BEGIN DATA

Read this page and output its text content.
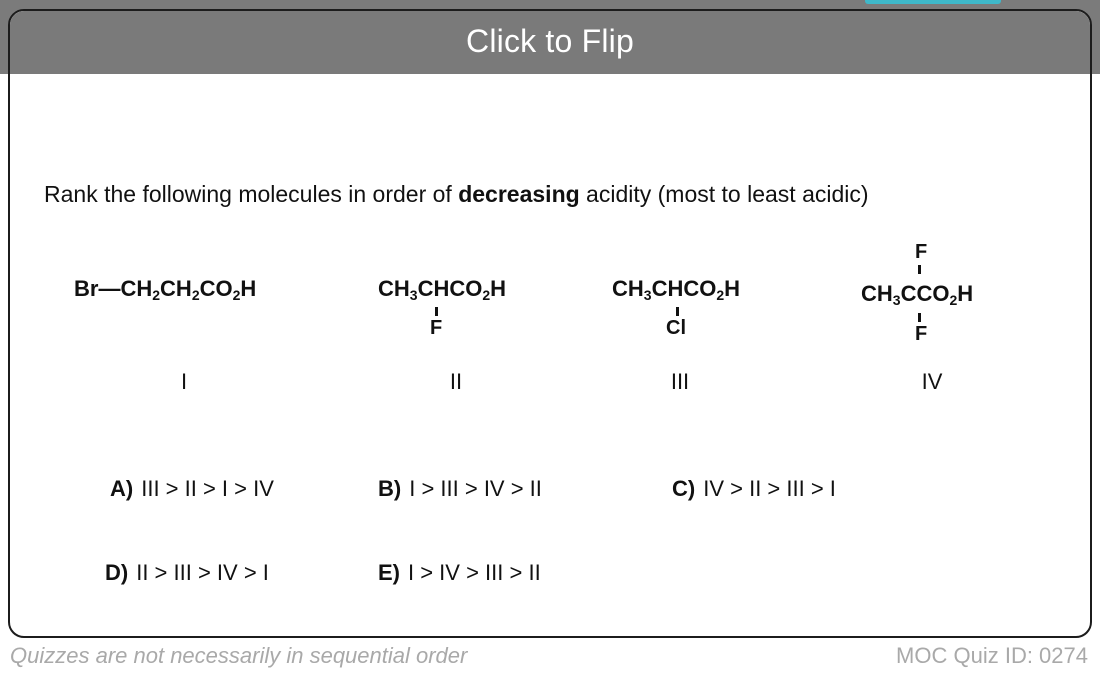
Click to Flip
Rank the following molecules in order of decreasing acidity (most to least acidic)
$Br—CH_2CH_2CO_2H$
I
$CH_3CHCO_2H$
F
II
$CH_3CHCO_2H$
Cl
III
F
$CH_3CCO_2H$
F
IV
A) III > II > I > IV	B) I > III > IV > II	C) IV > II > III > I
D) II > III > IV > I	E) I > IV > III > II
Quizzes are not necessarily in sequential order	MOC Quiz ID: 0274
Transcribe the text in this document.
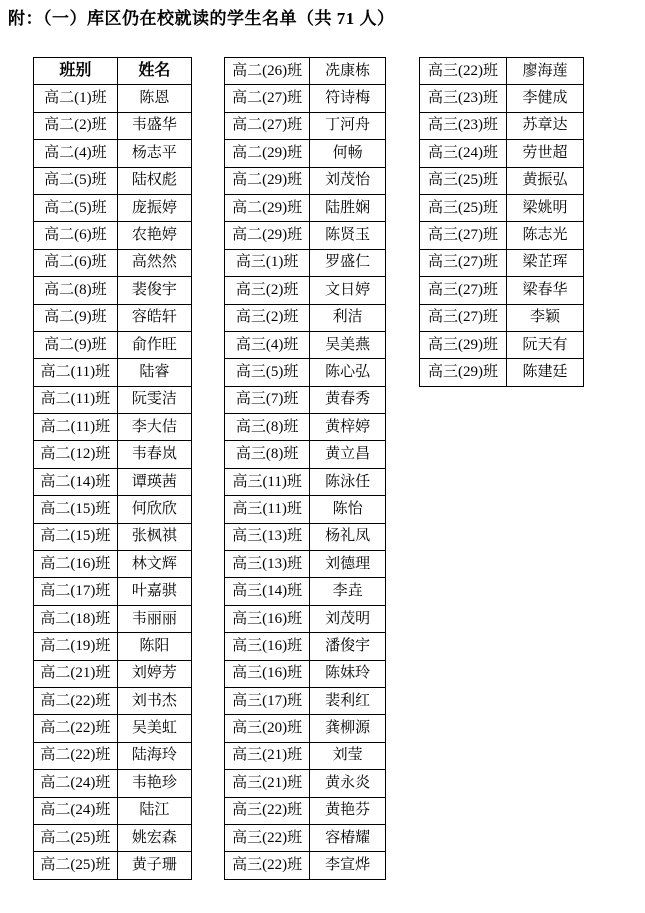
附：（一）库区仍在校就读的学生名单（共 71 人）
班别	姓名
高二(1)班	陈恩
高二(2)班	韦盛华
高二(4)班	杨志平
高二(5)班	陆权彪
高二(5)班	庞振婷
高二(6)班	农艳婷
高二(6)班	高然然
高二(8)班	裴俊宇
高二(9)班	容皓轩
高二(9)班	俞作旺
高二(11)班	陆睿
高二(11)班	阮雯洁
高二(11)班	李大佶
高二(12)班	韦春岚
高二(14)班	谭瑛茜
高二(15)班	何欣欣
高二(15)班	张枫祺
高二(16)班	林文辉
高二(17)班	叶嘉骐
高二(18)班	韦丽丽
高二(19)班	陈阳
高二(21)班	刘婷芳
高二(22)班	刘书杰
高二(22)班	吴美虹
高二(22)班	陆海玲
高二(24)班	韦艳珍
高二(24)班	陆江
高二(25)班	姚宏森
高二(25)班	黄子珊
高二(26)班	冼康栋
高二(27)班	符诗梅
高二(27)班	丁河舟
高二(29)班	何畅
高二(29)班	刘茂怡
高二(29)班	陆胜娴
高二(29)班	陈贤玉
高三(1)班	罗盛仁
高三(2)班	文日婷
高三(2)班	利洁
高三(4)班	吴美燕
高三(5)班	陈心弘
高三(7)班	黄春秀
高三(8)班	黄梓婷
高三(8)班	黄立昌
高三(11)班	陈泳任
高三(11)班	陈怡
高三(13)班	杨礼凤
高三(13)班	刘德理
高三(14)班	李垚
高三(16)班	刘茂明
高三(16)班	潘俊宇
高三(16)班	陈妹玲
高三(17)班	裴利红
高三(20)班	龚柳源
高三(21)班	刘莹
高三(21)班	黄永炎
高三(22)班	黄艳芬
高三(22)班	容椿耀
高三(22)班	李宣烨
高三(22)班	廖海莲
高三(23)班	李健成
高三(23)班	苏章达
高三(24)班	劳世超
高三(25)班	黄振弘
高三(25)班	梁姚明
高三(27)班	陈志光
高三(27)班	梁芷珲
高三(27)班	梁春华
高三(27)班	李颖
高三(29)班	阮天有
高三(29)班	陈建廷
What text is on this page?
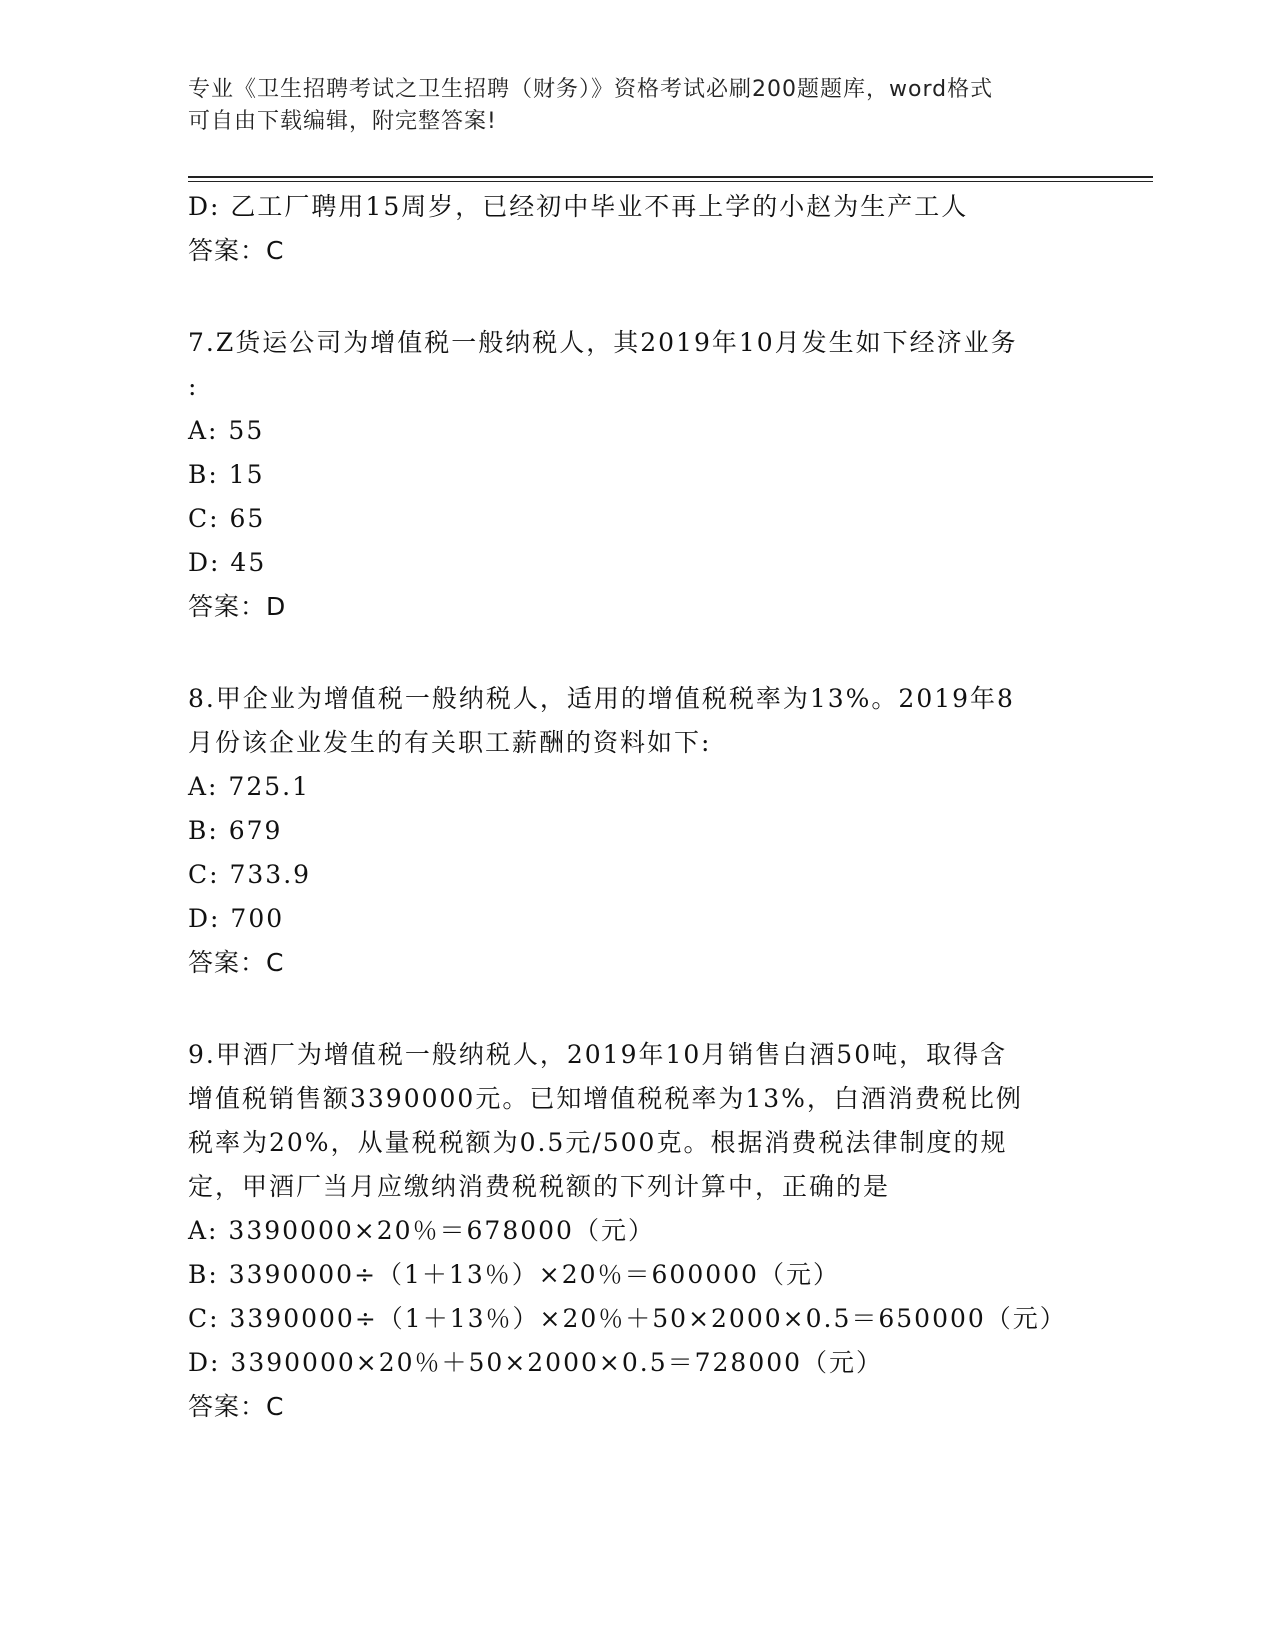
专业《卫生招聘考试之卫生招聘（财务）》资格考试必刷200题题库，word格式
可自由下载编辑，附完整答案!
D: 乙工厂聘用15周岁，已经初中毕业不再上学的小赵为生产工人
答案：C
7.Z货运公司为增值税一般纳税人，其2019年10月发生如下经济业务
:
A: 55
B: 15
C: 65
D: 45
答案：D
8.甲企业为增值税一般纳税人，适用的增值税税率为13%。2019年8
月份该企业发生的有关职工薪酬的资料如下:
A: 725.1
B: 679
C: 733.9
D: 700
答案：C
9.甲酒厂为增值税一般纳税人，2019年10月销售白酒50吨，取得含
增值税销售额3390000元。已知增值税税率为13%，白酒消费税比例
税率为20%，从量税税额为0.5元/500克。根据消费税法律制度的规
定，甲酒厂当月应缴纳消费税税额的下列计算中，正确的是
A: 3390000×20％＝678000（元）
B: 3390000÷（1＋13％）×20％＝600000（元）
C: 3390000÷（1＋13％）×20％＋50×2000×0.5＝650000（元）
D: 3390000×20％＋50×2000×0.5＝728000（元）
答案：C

END DATA

■ **EXERCISE AIM**: Output the data above without changes, apart from leaving out the pictures.

■ **FINAL RESULT**:
Read this page and output its text content.
Click to Flip
Rank the following molecules in order of decreasing acidity (most to least acidic)
$Br—CH_2CH_2CO_2H$
I
$CH_3CHCO_2H$
F
II
$CH_3CHCO_2H$
Cl
III
F
$CH_3CCO_2H$
F
IV
A) III > II > I > IV	B) I > III > IV > II	C) IV > II > III > I
D) II > III > IV > I	E) I > IV > III > II
Quizzes are not necessarily in sequential order	MOC Quiz ID: 0274
Transcribe the text in this document.
附：（一）库区仍在校就读的学生名单（共 71 人）
班别	姓名
高二(1)班	陈恩
高二(2)班	韦盛华
高二(4)班	杨志平
高二(5)班	陆权彪
高二(5)班	庞振婷
高二(6)班	农艳婷
高二(6)班	高然然
高二(8)班	裴俊宇
高二(9)班	容皓轩
高二(9)班	俞作旺
高二(11)班	陆睿
高二(11)班	阮雯洁
高二(11)班	李大佶
高二(12)班	韦春岚
高二(14)班	谭瑛茜
高二(15)班	何欣欣
高二(15)班	张枫祺
高二(16)班	林文辉
高二(17)班	叶嘉骐
高二(18)班	韦丽丽
高二(19)班	陈阳
高二(21)班	刘婷芳
高二(22)班	刘书杰
高二(22)班	吴美虹
高二(22)班	陆海玲
高二(24)班	韦艳珍
高二(24)班	陆江
高二(25)班	姚宏森
高二(25)班	黄子珊
高二(26)班	冼康栋
高二(27)班	符诗梅
高二(27)班	丁河舟
高二(29)班	何畅
高二(29)班	刘茂怡
高二(29)班	陆胜娴
高二(29)班	陈贤玉
高三(1)班	罗盛仁
高三(2)班	文日婷
高三(2)班	利洁
高三(4)班	吴美燕
高三(5)班	陈心弘
高三(7)班	黄春秀
高三(8)班	黄梓婷
高三(8)班	黄立昌
高三(11)班	陈泳任
高三(11)班	陈怡
高三(13)班	杨礼凤
高三(13)班	刘德理
高三(14)班	李垚
高三(16)班	刘茂明
高三(16)班	潘俊宇
高三(16)班	陈妹玲
高三(17)班	裴利红
高三(20)班	龚柳源
高三(21)班	刘莹
高三(21)班	黄永炎
高三(22)班	黄艳芬
高三(22)班	容椿耀
高三(22)班	李宣烨
高三(22)班	廖海莲
高三(23)班	李健成
高三(23)班	苏章达
高三(24)班	劳世超
高三(25)班	黄振弘
高三(25)班	梁姚明
高三(27)班	陈志光
高三(27)班	梁芷珲
高三(27)班	梁春华
高三(27)班	李颖
高三(29)班	阮天有
高三(29)班	陈建廷
What text is on this page?
专业《卫生招聘考试之卫生招聘（财务）》资格考试必刷200题题库，word格式
可自由下载编辑，附完整答案!
D: 乙工厂聘用15周岁，已经初中毕业不再上学的小赵为生产工人
答案：C
7.Z货运公司为增值税一般纳税人，其2019年10月发生如下经济业务
:
A: 55
B: 15
C: 65
D: 45
答案：D
8.甲企业为增值税一般纳税人，适用的增值税税率为13%。2019年8
月份该企业发生的有关职工薪酬的资料如下:
A: 725.1
B: 679
C: 733.9
D: 700
答案：C
9.甲酒厂为增值税一般纳税人，2019年10月销售白酒50吨，取得含
增值税销售额3390000元。已知增值税税率为13%，白酒消费税比例
税率为20%，从量税税额为0.5元/500克。根据消费税法律制度的规
定，甲酒厂当月应缴纳消费税税额的下列计算中，正确的是
A: 3390000×20％＝678000（元）
B: 3390000÷（1＋13％）×20％＝600000（元）
C: 3390000÷（1＋13％）×20％＋50×2000×0.5＝650000（元）
D: 3390000×20％＋50×2000×0.5＝728000（元）
答案：C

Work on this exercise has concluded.